(Dataset excerpt)
%%

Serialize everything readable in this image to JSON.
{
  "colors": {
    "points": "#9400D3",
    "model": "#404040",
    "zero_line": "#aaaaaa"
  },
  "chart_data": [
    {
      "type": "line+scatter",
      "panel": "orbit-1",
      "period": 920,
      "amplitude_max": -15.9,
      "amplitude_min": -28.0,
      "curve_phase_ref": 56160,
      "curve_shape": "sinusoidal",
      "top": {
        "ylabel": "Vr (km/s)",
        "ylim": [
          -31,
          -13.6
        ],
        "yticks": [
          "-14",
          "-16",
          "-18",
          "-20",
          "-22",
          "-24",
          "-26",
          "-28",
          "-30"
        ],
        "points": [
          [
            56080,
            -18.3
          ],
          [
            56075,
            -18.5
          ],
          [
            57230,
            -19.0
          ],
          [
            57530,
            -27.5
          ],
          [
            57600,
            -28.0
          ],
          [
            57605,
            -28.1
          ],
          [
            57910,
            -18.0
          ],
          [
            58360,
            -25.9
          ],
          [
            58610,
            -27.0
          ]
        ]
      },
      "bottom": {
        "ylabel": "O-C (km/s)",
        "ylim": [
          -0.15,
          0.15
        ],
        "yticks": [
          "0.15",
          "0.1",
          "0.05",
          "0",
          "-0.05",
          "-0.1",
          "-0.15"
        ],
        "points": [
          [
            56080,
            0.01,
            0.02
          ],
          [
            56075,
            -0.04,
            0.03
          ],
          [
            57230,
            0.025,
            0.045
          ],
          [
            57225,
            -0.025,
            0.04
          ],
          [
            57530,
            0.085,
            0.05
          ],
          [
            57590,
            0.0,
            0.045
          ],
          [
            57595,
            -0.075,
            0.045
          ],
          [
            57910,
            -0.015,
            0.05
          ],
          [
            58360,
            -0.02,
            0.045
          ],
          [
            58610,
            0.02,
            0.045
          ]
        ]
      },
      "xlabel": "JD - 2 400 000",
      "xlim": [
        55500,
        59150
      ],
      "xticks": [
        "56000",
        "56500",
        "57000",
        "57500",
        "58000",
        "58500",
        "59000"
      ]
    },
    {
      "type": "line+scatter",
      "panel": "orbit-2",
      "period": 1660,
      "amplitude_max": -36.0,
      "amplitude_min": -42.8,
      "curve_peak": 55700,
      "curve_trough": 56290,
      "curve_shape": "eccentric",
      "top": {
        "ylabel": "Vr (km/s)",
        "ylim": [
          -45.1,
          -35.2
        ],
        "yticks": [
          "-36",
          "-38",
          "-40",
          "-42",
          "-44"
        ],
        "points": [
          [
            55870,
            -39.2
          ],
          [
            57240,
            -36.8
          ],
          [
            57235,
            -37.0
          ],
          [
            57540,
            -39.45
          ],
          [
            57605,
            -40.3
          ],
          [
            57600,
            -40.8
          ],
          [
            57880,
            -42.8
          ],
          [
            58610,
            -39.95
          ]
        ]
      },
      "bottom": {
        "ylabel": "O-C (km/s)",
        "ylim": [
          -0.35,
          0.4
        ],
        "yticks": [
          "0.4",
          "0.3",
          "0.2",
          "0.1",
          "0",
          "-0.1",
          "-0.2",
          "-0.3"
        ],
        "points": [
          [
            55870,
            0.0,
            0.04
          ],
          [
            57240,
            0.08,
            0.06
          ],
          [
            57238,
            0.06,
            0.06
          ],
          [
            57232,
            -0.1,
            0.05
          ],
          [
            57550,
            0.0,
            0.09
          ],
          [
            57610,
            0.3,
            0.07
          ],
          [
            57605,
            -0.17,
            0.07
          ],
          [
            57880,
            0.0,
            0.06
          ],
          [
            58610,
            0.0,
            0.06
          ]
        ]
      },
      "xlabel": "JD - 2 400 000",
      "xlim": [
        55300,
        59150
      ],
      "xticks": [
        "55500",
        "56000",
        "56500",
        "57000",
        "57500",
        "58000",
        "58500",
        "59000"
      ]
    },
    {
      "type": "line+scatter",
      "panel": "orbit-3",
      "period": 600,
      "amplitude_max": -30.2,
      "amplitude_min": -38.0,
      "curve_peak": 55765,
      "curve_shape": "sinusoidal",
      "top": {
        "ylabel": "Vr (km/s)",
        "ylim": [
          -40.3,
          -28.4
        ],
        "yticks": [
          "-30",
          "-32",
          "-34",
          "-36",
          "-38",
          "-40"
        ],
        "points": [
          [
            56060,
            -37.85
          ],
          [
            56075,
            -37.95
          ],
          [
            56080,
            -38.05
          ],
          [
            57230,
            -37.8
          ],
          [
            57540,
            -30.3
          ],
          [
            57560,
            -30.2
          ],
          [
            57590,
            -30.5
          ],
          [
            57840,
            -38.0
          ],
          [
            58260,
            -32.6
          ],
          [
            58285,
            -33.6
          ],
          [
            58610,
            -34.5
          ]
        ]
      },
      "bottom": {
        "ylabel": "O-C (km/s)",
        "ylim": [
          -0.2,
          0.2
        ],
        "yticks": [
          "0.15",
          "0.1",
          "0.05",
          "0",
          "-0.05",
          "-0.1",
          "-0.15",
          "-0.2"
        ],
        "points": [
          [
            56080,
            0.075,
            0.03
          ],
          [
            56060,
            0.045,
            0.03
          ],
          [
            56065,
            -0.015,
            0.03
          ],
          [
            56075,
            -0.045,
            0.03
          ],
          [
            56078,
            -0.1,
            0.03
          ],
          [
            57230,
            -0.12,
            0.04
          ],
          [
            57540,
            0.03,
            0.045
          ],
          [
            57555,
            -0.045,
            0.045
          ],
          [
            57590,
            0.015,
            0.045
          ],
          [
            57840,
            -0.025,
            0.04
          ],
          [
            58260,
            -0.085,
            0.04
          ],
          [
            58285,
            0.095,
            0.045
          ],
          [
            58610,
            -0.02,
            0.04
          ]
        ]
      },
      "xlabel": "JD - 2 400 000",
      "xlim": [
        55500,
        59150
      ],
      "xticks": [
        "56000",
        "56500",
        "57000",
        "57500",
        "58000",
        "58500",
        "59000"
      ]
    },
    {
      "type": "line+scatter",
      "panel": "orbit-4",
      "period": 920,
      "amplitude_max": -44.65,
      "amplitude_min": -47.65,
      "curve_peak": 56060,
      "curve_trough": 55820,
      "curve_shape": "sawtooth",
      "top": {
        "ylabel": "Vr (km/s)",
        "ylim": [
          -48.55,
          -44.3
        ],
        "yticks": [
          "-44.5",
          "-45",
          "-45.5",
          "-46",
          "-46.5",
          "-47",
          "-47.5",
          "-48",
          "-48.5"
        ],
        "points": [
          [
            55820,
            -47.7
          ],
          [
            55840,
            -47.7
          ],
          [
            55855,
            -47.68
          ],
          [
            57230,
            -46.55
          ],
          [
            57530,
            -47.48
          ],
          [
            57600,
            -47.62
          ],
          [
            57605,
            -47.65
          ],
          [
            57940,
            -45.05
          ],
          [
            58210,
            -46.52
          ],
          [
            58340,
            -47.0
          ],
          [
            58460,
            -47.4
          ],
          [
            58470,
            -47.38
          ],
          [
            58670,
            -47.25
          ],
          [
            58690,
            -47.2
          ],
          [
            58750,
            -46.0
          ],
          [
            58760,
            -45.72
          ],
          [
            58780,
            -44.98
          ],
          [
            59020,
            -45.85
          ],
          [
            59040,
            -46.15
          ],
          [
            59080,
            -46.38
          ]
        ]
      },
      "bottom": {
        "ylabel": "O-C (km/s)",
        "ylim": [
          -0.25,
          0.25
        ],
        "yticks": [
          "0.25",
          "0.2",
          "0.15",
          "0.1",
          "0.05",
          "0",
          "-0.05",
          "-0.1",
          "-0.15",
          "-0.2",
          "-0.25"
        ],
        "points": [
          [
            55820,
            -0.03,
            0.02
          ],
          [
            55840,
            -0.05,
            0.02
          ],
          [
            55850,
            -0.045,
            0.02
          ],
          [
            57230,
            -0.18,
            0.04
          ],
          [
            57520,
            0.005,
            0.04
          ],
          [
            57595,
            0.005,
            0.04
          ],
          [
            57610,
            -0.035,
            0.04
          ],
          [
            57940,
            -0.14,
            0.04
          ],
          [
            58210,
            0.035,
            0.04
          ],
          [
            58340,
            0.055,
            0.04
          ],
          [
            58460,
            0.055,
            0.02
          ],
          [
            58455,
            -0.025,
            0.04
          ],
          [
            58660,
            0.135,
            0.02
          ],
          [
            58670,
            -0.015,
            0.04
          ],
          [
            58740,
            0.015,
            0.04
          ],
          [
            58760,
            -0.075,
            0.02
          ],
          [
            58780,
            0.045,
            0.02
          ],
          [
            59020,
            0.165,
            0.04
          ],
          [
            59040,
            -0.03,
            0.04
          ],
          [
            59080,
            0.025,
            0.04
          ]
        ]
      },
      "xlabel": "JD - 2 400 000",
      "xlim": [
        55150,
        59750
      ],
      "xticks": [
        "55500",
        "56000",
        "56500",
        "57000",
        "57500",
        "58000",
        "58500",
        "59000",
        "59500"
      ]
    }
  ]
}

%%

EXERCISE: Copy each line of the listing that includes "orbit".

EXPECTED ANSWER:
      "panel": "orbit-1",
      "panel": "orbit-2",
      "panel": "orbit-3",
      "panel": "orbit-4",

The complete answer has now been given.